+++ RECORDS FOR THIS TASK +++

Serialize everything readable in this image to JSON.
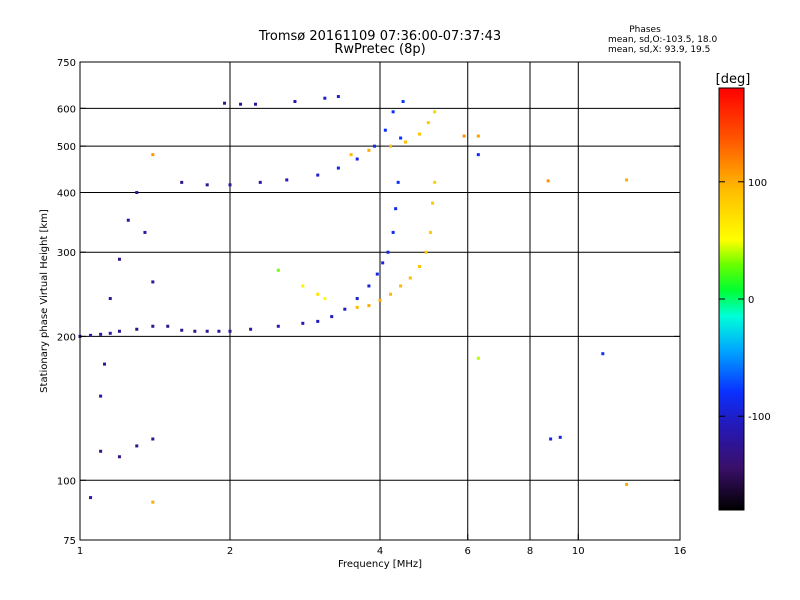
{
  "chart_data": {
    "type": "scatter",
    "title": "Tromsø 20161109 07:36:00-07:37:43",
    "subtitle": "RwPretec (8p)",
    "xlabel": "Frequency [MHz]",
    "ylabel": "Stationary phase Virtual Height [km]",
    "x_scale": "log",
    "y_scale": "log",
    "xlim": [
      1,
      16
    ],
    "ylim": [
      75,
      750
    ],
    "x_ticks": [
      1,
      2,
      4,
      6,
      8,
      10,
      16
    ],
    "x_tick_labels": [
      "1",
      "2",
      "4",
      "6",
      "8",
      "10",
      "16"
    ],
    "y_ticks": [
      75,
      100,
      200,
      300,
      400,
      500,
      600,
      750
    ],
    "y_tick_labels": [
      "75",
      "100",
      "200",
      "300",
      "400",
      "500",
      "600",
      "750"
    ],
    "x_grid": [
      2,
      4,
      6,
      8,
      10
    ],
    "y_grid": [
      100,
      200,
      300,
      400,
      500,
      600
    ],
    "phase_stats": {
      "heading": "Phases",
      "o_line": "mean, sd,O:-103.5, 18.0",
      "x_line": "mean, sd,X:  93.9, 19.5"
    },
    "colorbar": {
      "label": "[deg]",
      "range": [
        -180,
        180
      ],
      "ticks": [
        100,
        0,
        -100
      ],
      "tick_labels": [
        "100",
        "0",
        "-100"
      ]
    },
    "series": [
      {
        "mode": "O",
        "points": [
          {
            "x": 1.0,
            "y": 200,
            "phase": -115
          },
          {
            "x": 1.05,
            "y": 201,
            "phase": -112
          },
          {
            "x": 1.1,
            "y": 202,
            "phase": -118
          },
          {
            "x": 1.15,
            "y": 203,
            "phase": -120
          },
          {
            "x": 1.2,
            "y": 205,
            "phase": -125
          },
          {
            "x": 1.3,
            "y": 207,
            "phase": -130
          },
          {
            "x": 1.4,
            "y": 210,
            "phase": -128
          },
          {
            "x": 1.5,
            "y": 210,
            "phase": -130
          },
          {
            "x": 1.6,
            "y": 206,
            "phase": -128
          },
          {
            "x": 1.7,
            "y": 205,
            "phase": -128
          },
          {
            "x": 1.8,
            "y": 205,
            "phase": -125
          },
          {
            "x": 1.9,
            "y": 205,
            "phase": -122
          },
          {
            "x": 2.0,
            "y": 205,
            "phase": -120
          },
          {
            "x": 2.2,
            "y": 207,
            "phase": -115
          },
          {
            "x": 2.5,
            "y": 210,
            "phase": -110
          },
          {
            "x": 2.8,
            "y": 213,
            "phase": -110
          },
          {
            "x": 3.0,
            "y": 215,
            "phase": -105
          },
          {
            "x": 3.2,
            "y": 220,
            "phase": -105
          },
          {
            "x": 3.4,
            "y": 228,
            "phase": -100
          },
          {
            "x": 3.6,
            "y": 240,
            "phase": -98
          },
          {
            "x": 3.8,
            "y": 255,
            "phase": -95
          },
          {
            "x": 3.95,
            "y": 270,
            "phase": -92
          },
          {
            "x": 4.05,
            "y": 285,
            "phase": -90
          },
          {
            "x": 4.15,
            "y": 300,
            "phase": -88
          },
          {
            "x": 4.25,
            "y": 330,
            "phase": -85
          },
          {
            "x": 4.3,
            "y": 370,
            "phase": -85
          },
          {
            "x": 4.35,
            "y": 420,
            "phase": -82
          },
          {
            "x": 4.4,
            "y": 520,
            "phase": -80
          },
          {
            "x": 4.45,
            "y": 620,
            "phase": -78
          },
          {
            "x": 1.6,
            "y": 420,
            "phase": -130
          },
          {
            "x": 1.8,
            "y": 415,
            "phase": -125
          },
          {
            "x": 2.0,
            "y": 415,
            "phase": -120
          },
          {
            "x": 2.3,
            "y": 420,
            "phase": -115
          },
          {
            "x": 2.6,
            "y": 425,
            "phase": -110
          },
          {
            "x": 3.0,
            "y": 435,
            "phase": -100
          },
          {
            "x": 3.3,
            "y": 450,
            "phase": -95
          },
          {
            "x": 3.6,
            "y": 470,
            "phase": -90
          },
          {
            "x": 3.9,
            "y": 500,
            "phase": -85
          },
          {
            "x": 4.1,
            "y": 540,
            "phase": -82
          },
          {
            "x": 4.25,
            "y": 590,
            "phase": -80
          },
          {
            "x": 1.95,
            "y": 615,
            "phase": -130
          },
          {
            "x": 2.1,
            "y": 612,
            "phase": -125
          },
          {
            "x": 2.25,
            "y": 612,
            "phase": -120
          },
          {
            "x": 2.7,
            "y": 620,
            "phase": -110
          },
          {
            "x": 3.1,
            "y": 630,
            "phase": -100
          },
          {
            "x": 3.3,
            "y": 635,
            "phase": -100
          },
          {
            "x": 1.1,
            "y": 150,
            "phase": -120
          },
          {
            "x": 1.12,
            "y": 175,
            "phase": -125
          },
          {
            "x": 1.15,
            "y": 240,
            "phase": -130
          },
          {
            "x": 1.2,
            "y": 290,
            "phase": -130
          },
          {
            "x": 1.25,
            "y": 350,
            "phase": -125
          },
          {
            "x": 1.3,
            "y": 400,
            "phase": -120
          },
          {
            "x": 1.35,
            "y": 330,
            "phase": -118
          },
          {
            "x": 1.4,
            "y": 260,
            "phase": -120
          },
          {
            "x": 1.1,
            "y": 115,
            "phase": -135
          },
          {
            "x": 1.2,
            "y": 112,
            "phase": -132
          },
          {
            "x": 1.3,
            "y": 118,
            "phase": -130
          },
          {
            "x": 1.4,
            "y": 122,
            "phase": -125
          },
          {
            "x": 1.05,
            "y": 92,
            "phase": -110
          },
          {
            "x": 8.8,
            "y": 122,
            "phase": -90
          },
          {
            "x": 9.2,
            "y": 123,
            "phase": -92
          },
          {
            "x": 11.2,
            "y": 184,
            "phase": -80
          },
          {
            "x": 6.3,
            "y": 480,
            "phase": -85
          }
        ]
      },
      {
        "mode": "X",
        "points": [
          {
            "x": 2.5,
            "y": 275,
            "phase": 30
          },
          {
            "x": 2.8,
            "y": 255,
            "phase": 60
          },
          {
            "x": 3.0,
            "y": 245,
            "phase": 70
          },
          {
            "x": 3.1,
            "y": 240,
            "phase": 50
          },
          {
            "x": 3.6,
            "y": 230,
            "phase": 95
          },
          {
            "x": 3.8,
            "y": 232,
            "phase": 100
          },
          {
            "x": 4.0,
            "y": 238,
            "phase": 100
          },
          {
            "x": 4.2,
            "y": 245,
            "phase": 95
          },
          {
            "x": 4.4,
            "y": 255,
            "phase": 95
          },
          {
            "x": 4.6,
            "y": 265,
            "phase": 92
          },
          {
            "x": 4.8,
            "y": 280,
            "phase": 90
          },
          {
            "x": 4.95,
            "y": 300,
            "phase": 88
          },
          {
            "x": 5.05,
            "y": 330,
            "phase": 85
          },
          {
            "x": 5.1,
            "y": 380,
            "phase": 85
          },
          {
            "x": 5.15,
            "y": 420,
            "phase": 80
          },
          {
            "x": 3.5,
            "y": 480,
            "phase": 95
          },
          {
            "x": 3.8,
            "y": 490,
            "phase": 100
          },
          {
            "x": 4.2,
            "y": 500,
            "phase": 95
          },
          {
            "x": 4.5,
            "y": 510,
            "phase": 92
          },
          {
            "x": 4.8,
            "y": 530,
            "phase": 90
          },
          {
            "x": 5.0,
            "y": 560,
            "phase": 85
          },
          {
            "x": 5.15,
            "y": 590,
            "phase": 80
          },
          {
            "x": 1.4,
            "y": 480,
            "phase": 110
          },
          {
            "x": 1.4,
            "y": 90,
            "phase": 100
          },
          {
            "x": 5.9,
            "y": 525,
            "phase": 110
          },
          {
            "x": 6.3,
            "y": 525,
            "phase": 105
          },
          {
            "x": 6.3,
            "y": 180,
            "phase": 40
          },
          {
            "x": 8.7,
            "y": 423,
            "phase": 110
          },
          {
            "x": 12.5,
            "y": 425,
            "phase": 100
          },
          {
            "x": 12.5,
            "y": 98,
            "phase": 100
          }
        ]
      }
    ]
  }
}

+++

WORK TO DO.
State how many lines include the string "mean", and nothing more.

RESPONSE TO THIS EXERCISE.
2